**SUPPLIED ENTRIES**
================

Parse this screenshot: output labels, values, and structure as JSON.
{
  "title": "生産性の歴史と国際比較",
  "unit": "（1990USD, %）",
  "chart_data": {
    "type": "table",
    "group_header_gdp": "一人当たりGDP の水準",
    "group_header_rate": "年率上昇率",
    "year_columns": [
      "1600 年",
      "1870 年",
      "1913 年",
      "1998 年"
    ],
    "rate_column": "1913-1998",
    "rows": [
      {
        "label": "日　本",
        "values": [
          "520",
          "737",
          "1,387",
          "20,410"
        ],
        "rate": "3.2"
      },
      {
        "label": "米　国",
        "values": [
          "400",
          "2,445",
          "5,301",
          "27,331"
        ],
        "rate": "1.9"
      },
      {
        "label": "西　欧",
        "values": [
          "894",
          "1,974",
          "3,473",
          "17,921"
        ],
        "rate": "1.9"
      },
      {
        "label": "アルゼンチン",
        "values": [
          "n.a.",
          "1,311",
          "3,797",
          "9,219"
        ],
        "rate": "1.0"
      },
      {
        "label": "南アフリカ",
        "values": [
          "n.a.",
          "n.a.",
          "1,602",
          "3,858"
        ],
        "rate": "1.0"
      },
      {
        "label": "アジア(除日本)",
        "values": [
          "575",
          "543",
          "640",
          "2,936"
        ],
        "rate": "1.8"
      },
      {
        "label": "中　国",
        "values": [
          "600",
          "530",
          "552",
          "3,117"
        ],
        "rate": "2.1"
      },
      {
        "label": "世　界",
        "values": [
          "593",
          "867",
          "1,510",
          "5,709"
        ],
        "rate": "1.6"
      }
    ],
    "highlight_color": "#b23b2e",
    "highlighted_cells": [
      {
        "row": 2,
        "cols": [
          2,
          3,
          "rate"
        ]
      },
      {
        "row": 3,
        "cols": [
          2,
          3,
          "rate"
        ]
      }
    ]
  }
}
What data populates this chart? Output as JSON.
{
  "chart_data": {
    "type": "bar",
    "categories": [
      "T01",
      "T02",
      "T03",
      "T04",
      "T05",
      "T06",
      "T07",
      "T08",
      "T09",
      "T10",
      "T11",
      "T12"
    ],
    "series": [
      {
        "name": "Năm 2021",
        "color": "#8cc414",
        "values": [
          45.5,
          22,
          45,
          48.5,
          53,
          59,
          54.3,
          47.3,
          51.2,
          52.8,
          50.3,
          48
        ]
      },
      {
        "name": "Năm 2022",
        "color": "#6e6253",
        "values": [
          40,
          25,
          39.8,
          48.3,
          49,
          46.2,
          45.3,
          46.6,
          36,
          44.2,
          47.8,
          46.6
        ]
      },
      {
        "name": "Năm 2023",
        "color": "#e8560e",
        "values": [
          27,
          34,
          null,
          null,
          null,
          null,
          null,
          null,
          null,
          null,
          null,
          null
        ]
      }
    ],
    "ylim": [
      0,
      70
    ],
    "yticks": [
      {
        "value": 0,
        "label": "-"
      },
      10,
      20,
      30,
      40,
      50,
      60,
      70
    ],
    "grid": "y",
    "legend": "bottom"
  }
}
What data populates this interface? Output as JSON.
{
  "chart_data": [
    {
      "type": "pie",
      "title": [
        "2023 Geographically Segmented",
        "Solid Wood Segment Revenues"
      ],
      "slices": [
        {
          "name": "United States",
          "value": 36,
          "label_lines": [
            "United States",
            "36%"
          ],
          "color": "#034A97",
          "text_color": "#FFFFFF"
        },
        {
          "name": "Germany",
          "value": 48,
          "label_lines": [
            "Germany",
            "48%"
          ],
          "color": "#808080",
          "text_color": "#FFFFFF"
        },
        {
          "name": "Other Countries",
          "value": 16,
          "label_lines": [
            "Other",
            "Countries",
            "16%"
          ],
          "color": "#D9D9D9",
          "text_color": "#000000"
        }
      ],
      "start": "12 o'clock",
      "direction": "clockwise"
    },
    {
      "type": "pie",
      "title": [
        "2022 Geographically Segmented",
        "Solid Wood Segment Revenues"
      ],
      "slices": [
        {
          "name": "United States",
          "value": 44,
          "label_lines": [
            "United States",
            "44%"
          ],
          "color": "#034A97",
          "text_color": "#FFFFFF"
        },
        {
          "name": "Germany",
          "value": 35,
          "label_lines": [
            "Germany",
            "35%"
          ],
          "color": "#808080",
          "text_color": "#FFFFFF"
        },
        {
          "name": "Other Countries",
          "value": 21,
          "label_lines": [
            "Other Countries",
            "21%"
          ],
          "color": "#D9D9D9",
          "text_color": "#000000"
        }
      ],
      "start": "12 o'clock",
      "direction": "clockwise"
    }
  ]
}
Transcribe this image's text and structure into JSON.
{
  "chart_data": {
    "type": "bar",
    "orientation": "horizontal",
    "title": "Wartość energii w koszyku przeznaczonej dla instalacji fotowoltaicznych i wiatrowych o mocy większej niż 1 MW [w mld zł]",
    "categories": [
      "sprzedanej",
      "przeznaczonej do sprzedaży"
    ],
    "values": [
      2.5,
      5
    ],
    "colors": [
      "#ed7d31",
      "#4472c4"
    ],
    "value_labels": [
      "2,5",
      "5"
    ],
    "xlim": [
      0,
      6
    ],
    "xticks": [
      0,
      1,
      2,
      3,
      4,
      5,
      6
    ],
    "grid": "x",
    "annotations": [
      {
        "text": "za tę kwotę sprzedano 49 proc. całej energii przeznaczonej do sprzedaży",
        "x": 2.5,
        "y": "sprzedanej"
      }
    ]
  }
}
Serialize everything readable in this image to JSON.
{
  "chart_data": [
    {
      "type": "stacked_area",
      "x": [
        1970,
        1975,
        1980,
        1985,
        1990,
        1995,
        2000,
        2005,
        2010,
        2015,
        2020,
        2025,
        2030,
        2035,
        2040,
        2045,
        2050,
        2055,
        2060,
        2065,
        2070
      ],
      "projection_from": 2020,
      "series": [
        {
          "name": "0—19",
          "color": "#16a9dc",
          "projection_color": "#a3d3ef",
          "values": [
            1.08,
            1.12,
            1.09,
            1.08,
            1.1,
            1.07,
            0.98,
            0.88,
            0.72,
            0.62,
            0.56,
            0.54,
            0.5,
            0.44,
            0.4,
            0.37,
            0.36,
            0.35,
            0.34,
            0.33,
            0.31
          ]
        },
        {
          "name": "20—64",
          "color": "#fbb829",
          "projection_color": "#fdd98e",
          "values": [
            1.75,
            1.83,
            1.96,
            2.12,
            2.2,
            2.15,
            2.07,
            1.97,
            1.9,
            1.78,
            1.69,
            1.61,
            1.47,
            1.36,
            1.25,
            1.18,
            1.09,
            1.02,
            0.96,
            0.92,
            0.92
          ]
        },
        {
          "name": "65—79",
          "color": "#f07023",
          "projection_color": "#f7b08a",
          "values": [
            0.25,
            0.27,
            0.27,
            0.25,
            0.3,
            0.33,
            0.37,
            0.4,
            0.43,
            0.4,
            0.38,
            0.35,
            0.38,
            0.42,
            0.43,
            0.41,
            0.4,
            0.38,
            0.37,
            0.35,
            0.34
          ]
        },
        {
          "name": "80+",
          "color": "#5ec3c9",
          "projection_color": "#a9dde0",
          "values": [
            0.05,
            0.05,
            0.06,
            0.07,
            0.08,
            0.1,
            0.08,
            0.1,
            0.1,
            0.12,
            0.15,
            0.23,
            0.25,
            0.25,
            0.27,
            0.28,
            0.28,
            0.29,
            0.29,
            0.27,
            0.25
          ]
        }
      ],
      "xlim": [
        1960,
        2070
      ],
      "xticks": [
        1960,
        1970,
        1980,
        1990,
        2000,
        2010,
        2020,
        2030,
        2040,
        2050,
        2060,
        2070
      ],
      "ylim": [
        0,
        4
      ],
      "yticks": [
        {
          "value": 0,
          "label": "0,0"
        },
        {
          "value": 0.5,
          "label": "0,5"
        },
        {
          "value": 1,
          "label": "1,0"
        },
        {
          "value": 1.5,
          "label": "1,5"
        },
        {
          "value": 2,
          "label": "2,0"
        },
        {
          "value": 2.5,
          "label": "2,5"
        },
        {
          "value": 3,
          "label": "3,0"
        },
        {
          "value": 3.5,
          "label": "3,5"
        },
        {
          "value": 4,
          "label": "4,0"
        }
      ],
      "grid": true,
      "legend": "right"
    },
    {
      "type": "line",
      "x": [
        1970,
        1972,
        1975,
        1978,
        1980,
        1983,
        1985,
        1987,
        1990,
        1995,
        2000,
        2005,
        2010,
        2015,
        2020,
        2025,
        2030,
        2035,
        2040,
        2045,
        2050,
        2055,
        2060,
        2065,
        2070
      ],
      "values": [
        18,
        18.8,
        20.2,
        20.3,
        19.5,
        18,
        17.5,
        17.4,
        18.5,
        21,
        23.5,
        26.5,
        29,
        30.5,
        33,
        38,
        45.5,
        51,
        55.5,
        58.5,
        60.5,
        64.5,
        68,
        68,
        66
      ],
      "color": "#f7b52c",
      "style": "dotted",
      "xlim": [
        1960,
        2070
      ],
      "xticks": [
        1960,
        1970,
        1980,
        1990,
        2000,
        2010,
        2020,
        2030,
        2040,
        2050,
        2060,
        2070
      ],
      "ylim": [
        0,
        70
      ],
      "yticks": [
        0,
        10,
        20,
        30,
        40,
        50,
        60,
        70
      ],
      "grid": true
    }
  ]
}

================

**SET EXERCISE**
Pick out every line of the listing containing the word "przeznaczonej", and show those lines.

**RESULT OF THE TASK**
    "title": "Wartość energii w koszyku przeznaczonej dla instalacji fotowoltaicznych i wiatrowych o mocy większej niż 1 MW [w mld zł]",
      "przeznaczonej do sprzedaży"
        "text": "za tę kwotę sprzedano 49 proc. całej energii przeznaczonej do sprzedaży",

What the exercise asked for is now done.